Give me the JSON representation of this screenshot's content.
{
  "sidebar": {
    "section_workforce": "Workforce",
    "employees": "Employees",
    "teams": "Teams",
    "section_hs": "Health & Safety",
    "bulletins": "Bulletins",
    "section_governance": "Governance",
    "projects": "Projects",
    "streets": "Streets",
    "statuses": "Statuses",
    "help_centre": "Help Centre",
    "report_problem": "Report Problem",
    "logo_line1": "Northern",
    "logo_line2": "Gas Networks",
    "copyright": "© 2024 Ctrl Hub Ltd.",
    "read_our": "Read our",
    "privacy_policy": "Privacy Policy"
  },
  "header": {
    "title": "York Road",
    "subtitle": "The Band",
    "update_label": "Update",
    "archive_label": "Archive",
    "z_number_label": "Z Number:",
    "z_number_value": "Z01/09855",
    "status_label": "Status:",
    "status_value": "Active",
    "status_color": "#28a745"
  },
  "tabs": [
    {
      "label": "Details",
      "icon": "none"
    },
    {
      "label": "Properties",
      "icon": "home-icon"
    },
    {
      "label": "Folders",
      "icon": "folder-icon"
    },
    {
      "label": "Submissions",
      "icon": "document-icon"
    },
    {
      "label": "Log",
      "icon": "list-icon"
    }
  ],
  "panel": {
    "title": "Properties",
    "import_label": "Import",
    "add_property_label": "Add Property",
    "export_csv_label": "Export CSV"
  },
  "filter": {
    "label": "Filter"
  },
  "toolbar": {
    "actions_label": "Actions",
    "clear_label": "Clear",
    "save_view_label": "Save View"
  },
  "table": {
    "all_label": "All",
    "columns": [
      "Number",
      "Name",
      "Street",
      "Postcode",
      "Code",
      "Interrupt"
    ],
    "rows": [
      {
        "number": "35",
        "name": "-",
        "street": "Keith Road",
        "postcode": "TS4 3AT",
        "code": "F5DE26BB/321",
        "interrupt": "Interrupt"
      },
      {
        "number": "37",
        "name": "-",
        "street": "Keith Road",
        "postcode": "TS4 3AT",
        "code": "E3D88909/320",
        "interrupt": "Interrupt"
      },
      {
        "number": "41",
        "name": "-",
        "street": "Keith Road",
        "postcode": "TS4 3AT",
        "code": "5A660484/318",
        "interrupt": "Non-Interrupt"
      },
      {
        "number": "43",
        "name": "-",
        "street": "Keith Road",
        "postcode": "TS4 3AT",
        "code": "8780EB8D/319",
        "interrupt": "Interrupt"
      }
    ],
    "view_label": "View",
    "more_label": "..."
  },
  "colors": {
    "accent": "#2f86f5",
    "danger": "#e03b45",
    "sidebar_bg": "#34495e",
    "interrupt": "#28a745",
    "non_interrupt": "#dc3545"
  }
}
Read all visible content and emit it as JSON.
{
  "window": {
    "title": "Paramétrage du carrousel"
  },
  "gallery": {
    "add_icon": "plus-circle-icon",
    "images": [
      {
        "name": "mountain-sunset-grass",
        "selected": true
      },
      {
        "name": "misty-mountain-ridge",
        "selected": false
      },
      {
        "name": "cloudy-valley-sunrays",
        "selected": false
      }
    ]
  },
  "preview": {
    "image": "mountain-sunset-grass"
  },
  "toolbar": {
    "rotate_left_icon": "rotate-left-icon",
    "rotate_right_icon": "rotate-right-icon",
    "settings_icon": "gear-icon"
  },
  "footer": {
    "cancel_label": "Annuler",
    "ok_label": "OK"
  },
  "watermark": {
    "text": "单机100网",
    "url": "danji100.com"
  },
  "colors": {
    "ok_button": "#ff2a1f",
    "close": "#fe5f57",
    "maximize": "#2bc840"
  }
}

--------

Copy the material above verbatim.

Solution to this task>
Give me the JSON representation of this screenshot's content.
{
  "sidebar": {
    "section_workforce": "Workforce",
    "employees": "Employees",
    "teams": "Teams",
    "section_hs": "Health & Safety",
    "bulletins": "Bulletins",
    "section_governance": "Governance",
    "projects": "Projects",
    "streets": "Streets",
    "statuses": "Statuses",
    "help_centre": "Help Centre",
    "report_problem": "Report Problem",
    "logo_line1": "Northern",
    "logo_line2": "Gas Networks",
    "copyright": "© 2024 Ctrl Hub Ltd.",
    "read_our": "Read our",
    "privacy_policy": "Privacy Policy"
  },
  "header": {
    "title": "York Road",
    "subtitle": "The Band",
    "update_label": "Update",
    "archive_label": "Archive",
    "z_number_label": "Z Number:",
    "z_number_value": "Z01/09855",
    "status_label": "Status:",
    "status_value": "Active",
    "status_color": "#28a745"
  },
  "tabs": [
    {
      "label": "Details",
      "icon": "none"
    },
    {
      "label": "Properties",
      "icon": "home-icon"
    },
    {
      "label": "Folders",
      "icon": "folder-icon"
    },
    {
      "label": "Submissions",
      "icon": "document-icon"
    },
    {
      "label": "Log",
      "icon": "list-icon"
    }
  ],
  "panel": {
    "title": "Properties",
    "import_label": "Import",
    "add_property_label": "Add Property",
    "export_csv_label": "Export CSV"
  },
  "filter": {
    "label": "Filter"
  },
  "toolbar": {
    "actions_label": "Actions",
    "clear_label": "Clear",
    "save_view_label": "Save View"
  },
  "table": {
    "all_label": "All",
    "columns": [
      "Number",
      "Name",
      "Street",
      "Postcode",
      "Code",
      "Interrupt"
    ],
    "rows": [
      {
        "number": "35",
        "name": "-",
        "street": "Keith Road",
        "postcode": "TS4 3AT",
        "code": "F5DE26BB/321",
        "interrupt": "Interrupt"
      },
      {
        "number": "37",
        "name": "-",
        "street": "Keith Road",
        "postcode": "TS4 3AT",
        "code": "E3D88909/320",
        "interrupt": "Interrupt"
      },
      {
        "number": "41",
        "name": "-",
        "street": "Keith Road",
        "postcode": "TS4 3AT",
        "code": "5A660484/318",
        "interrupt": "Non-Interrupt"
      },
      {
        "number": "43",
        "name": "-",
        "street": "Keith Road",
        "postcode": "TS4 3AT",
        "code": "8780EB8D/319",
        "interrupt": "Interrupt"
      }
    ],
    "view_label": "View",
    "more_label": "..."
  },
  "colors": {
    "accent": "#2f86f5",
    "danger": "#e03b45",
    "sidebar_bg": "#34495e",
    "interrupt": "#28a745",
    "non_interrupt": "#dc3545"
  }
}
Read all visible content and emit it as JSON.
{
  "window": {
    "title": "Paramétrage du carrousel"
  },
  "gallery": {
    "add_icon": "plus-circle-icon",
    "images": [
      {
        "name": "mountain-sunset-grass",
        "selected": true
      },
      {
        "name": "misty-mountain-ridge",
        "selected": false
      },
      {
        "name": "cloudy-valley-sunrays",
        "selected": false
      }
    ]
  },
  "preview": {
    "image": "mountain-sunset-grass"
  },
  "toolbar": {
    "rotate_left_icon": "rotate-left-icon",
    "rotate_right_icon": "rotate-right-icon",
    "settings_icon": "gear-icon"
  },
  "footer": {
    "cancel_label": "Annuler",
    "ok_label": "OK"
  },
  "watermark": {
    "text": "单机100网",
    "url": "danji100.com"
  },
  "colors": {
    "ok_button": "#ff2a1f",
    "close": "#fe5f57",
    "maximize": "#2bc840"
  }
}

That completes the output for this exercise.